# DO THIS
Reproduce the records below exactly as they appear.

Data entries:
————

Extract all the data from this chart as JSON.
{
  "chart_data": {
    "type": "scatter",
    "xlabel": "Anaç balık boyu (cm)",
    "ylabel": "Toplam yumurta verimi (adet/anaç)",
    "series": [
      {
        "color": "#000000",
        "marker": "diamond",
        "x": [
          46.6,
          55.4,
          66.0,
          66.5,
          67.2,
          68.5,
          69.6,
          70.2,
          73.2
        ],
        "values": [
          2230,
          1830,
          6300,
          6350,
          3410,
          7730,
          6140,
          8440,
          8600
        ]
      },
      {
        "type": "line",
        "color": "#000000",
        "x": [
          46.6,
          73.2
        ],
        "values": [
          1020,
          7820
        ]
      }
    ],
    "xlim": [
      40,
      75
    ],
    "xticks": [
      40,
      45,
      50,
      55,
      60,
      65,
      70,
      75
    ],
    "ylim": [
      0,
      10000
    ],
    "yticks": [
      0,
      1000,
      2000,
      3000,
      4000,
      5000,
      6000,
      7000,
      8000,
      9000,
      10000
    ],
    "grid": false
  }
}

————

# SOLUTION FOR THIS TASK
Extract all the data from this chart as JSON.
{
  "chart_data": {
    "type": "scatter",
    "xlabel": "Anaç balık boyu (cm)",
    "ylabel": "Toplam yumurta verimi (adet/anaç)",
    "series": [
      {
        "color": "#000000",
        "marker": "diamond",
        "x": [
          46.6,
          55.4,
          66.0,
          66.5,
          67.2,
          68.5,
          69.6,
          70.2,
          73.2
        ],
        "values": [
          2230,
          1830,
          6300,
          6350,
          3410,
          7730,
          6140,
          8440,
          8600
        ]
      },
      {
        "type": "line",
        "color": "#000000",
        "x": [
          46.6,
          73.2
        ],
        "values": [
          1020,
          7820
        ]
      }
    ],
    "xlim": [
      40,
      75
    ],
    "xticks": [
      40,
      45,
      50,
      55,
      60,
      65,
      70,
      75
    ],
    "ylim": [
      0,
      10000
    ],
    "yticks": [
      0,
      1000,
      2000,
      3000,
      4000,
      5000,
      6000,
      7000,
      8000,
      9000,
      10000
    ],
    "grid": false
  }
}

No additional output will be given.